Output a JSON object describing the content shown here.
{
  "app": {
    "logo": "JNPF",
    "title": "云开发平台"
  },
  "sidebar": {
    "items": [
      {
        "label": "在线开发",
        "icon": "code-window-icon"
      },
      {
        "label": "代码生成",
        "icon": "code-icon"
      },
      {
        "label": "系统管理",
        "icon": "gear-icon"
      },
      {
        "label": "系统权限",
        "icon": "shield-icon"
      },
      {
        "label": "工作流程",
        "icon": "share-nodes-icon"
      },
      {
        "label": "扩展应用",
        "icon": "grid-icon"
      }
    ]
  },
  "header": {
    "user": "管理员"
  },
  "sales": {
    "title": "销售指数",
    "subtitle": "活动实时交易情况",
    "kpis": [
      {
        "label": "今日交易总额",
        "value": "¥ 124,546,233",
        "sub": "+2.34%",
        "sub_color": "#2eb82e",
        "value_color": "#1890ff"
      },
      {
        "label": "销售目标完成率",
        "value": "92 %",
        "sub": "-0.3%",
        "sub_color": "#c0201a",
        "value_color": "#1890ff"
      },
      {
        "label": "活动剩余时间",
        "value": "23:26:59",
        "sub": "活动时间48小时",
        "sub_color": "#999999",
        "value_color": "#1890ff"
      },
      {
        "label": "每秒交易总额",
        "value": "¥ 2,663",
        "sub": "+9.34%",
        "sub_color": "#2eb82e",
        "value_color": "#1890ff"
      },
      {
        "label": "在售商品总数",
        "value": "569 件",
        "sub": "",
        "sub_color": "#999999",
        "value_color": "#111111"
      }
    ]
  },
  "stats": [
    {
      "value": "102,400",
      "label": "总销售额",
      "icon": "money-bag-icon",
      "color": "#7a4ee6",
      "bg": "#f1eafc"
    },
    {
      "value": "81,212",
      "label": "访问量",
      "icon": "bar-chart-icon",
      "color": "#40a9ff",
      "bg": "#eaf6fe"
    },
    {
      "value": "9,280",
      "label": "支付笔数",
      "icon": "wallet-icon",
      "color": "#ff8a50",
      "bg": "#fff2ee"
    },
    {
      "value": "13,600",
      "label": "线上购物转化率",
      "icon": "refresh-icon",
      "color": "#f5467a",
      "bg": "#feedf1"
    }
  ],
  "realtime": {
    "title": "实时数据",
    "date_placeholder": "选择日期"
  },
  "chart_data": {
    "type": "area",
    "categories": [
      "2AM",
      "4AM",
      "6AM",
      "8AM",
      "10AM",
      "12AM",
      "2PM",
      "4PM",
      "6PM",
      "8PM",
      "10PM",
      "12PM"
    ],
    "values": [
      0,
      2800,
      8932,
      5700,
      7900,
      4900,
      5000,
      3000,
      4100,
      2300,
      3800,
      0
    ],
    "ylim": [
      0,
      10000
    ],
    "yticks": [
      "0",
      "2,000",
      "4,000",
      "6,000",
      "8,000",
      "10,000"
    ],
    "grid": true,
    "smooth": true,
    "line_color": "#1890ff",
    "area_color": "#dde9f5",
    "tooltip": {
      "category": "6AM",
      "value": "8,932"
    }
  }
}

--------

STATED PROBLEM - Give back only a number, the number of lines where the string "code" occurs.

EXERCISE OUTPUT - 2